Task statement: Find every line of the listing below where "their" appears, and copy it.

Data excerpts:
┏━━

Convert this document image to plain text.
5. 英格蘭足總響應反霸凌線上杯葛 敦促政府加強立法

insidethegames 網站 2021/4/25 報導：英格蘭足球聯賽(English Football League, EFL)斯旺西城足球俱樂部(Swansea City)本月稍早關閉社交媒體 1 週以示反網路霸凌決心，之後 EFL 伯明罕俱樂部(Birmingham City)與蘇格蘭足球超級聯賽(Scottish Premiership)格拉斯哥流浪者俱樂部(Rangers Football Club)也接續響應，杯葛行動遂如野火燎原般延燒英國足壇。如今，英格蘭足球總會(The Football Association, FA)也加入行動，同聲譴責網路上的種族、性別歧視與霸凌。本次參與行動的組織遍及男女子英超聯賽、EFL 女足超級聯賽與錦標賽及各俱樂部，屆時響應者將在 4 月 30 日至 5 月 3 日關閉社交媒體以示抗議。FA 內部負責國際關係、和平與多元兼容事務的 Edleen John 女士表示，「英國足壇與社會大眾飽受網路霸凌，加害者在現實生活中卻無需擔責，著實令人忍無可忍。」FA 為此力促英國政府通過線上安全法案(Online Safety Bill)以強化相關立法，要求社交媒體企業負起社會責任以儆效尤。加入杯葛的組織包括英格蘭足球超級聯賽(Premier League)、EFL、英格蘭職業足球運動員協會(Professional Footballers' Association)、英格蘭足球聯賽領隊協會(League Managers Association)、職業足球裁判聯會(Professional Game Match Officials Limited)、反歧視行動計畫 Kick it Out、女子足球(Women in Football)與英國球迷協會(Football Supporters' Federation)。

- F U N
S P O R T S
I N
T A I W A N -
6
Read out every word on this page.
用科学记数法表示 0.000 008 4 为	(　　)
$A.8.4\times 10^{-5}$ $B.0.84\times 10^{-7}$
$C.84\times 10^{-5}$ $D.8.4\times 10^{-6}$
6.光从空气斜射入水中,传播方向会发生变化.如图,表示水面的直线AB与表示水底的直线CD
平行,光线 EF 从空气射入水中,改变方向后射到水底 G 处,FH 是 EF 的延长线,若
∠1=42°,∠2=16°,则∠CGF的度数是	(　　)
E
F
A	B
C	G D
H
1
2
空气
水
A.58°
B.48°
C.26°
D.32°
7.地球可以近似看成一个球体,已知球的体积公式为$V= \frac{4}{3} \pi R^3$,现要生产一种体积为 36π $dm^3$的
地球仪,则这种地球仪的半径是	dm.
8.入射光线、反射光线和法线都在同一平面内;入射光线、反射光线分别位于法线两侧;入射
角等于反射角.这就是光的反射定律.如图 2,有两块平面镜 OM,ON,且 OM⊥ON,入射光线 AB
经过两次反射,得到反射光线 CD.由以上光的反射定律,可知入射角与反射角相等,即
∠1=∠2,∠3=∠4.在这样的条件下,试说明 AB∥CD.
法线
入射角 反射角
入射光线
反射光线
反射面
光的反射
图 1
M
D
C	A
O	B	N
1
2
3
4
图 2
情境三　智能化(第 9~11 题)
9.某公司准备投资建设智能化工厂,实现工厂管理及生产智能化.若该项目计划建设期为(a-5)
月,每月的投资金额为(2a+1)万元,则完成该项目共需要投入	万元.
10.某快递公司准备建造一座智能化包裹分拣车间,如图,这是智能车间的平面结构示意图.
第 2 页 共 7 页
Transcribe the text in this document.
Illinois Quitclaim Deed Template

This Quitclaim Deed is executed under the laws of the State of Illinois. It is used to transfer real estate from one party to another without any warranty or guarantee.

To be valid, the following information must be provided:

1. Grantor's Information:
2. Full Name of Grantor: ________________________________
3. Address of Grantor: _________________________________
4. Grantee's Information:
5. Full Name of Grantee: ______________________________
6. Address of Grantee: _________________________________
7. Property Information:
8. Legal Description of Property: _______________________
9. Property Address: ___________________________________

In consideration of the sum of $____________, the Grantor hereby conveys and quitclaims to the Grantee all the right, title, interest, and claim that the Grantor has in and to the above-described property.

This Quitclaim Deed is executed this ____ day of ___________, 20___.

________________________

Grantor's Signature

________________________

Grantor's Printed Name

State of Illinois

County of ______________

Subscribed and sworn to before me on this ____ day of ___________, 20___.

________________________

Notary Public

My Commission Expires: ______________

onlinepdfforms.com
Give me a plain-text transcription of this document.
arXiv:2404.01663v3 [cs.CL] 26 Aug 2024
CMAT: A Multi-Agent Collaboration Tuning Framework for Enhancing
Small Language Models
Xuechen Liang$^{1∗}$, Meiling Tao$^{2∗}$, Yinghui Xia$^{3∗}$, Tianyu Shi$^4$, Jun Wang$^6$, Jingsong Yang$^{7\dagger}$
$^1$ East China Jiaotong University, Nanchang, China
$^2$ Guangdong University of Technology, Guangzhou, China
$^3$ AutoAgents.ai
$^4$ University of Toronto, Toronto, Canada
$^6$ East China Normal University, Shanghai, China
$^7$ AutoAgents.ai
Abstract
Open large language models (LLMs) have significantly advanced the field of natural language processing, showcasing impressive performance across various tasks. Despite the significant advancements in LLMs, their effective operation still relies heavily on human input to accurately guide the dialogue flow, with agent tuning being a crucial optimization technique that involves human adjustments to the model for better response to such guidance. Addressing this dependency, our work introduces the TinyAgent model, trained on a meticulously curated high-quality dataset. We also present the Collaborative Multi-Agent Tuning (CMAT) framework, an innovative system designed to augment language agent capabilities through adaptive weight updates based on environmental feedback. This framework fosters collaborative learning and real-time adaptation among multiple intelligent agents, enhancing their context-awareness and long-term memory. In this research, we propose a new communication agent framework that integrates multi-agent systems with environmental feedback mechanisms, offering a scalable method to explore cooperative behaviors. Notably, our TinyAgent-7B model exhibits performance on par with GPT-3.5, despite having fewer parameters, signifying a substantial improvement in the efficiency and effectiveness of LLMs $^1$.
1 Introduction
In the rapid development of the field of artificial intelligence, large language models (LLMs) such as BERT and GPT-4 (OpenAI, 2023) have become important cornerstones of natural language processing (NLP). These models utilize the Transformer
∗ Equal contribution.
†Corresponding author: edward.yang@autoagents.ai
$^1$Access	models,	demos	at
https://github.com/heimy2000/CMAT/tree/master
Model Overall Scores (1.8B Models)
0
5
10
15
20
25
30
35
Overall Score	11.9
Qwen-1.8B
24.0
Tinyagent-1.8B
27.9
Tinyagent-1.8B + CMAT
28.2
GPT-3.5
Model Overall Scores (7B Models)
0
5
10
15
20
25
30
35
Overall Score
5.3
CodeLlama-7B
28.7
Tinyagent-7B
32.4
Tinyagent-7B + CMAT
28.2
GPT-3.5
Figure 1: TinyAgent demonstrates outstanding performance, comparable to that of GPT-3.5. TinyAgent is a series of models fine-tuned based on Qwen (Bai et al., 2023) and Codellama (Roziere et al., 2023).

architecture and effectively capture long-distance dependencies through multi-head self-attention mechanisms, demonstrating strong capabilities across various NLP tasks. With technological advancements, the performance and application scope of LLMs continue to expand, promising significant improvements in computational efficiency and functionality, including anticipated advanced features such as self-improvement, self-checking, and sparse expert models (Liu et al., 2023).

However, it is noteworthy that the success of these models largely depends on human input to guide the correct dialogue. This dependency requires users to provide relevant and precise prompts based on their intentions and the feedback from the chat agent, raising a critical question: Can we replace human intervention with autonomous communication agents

┗━━

Output for this task:
Open large language models (LLMs) have significantly advanced the field of natural language processing, showcasing impressive performance across various tasks. Despite the significant advancements in LLMs, their effective operation still relies heavily on human input to accurately guide the dialogue flow, with agent tuning being a crucial optimization technique that involves human adjustments to the model for better response to such guidance. Addressing this dependency, our work introduces the TinyAgent model, trained on a meticulously curated high-quality dataset. We also present the Collaborative Multi-Agent Tuning (CMAT) framework, an innovative system designed to augment language agent capabilities through adaptive weight updates based on environmental feedback. This framework fosters collaborative learning and real-time adaptation among multiple intelligent agents, enhancing their context-awareness and long-term memory. In this research, we propose a new communication agent framework that integrates multi-agent systems with environmental feedback mechanisms, offering a scalable method to explore cooperative behaviors. Notably, our TinyAgent-7B model exhibits performance on par with GPT-3.5, despite having fewer parameters, signifying a substantial improvement in the efficiency and effectiveness of LLMs $^1$.
However, it is noteworthy that the success of these models largely depends on human input to guide the correct dialogue. This dependency requires users to provide relevant and precise prompts based on their intentions and the feedback from the chat agent, raising a critical question: Can we replace human intervention with autonomous communication agents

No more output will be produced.